What is expected:
Scan the entries below and extract each line with the word "Bracket" in it.

□ □ □ □ □ □ □

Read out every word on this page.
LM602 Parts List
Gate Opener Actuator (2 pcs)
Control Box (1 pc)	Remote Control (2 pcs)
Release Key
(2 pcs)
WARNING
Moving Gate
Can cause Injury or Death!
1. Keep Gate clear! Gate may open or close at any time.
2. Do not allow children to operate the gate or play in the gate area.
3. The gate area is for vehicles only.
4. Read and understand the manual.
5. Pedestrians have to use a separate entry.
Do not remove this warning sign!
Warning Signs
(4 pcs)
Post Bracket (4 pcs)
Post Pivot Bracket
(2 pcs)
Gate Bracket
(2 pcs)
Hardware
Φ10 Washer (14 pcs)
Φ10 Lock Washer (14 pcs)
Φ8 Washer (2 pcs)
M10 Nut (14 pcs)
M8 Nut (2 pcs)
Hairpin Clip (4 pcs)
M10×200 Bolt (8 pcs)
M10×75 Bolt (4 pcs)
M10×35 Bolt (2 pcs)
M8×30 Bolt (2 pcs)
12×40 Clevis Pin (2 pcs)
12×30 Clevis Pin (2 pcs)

□ □ □ □ □ □ □

Full solution:
Post Bracket (4 pcs)
Post Pivot Bracket
Gate Bracket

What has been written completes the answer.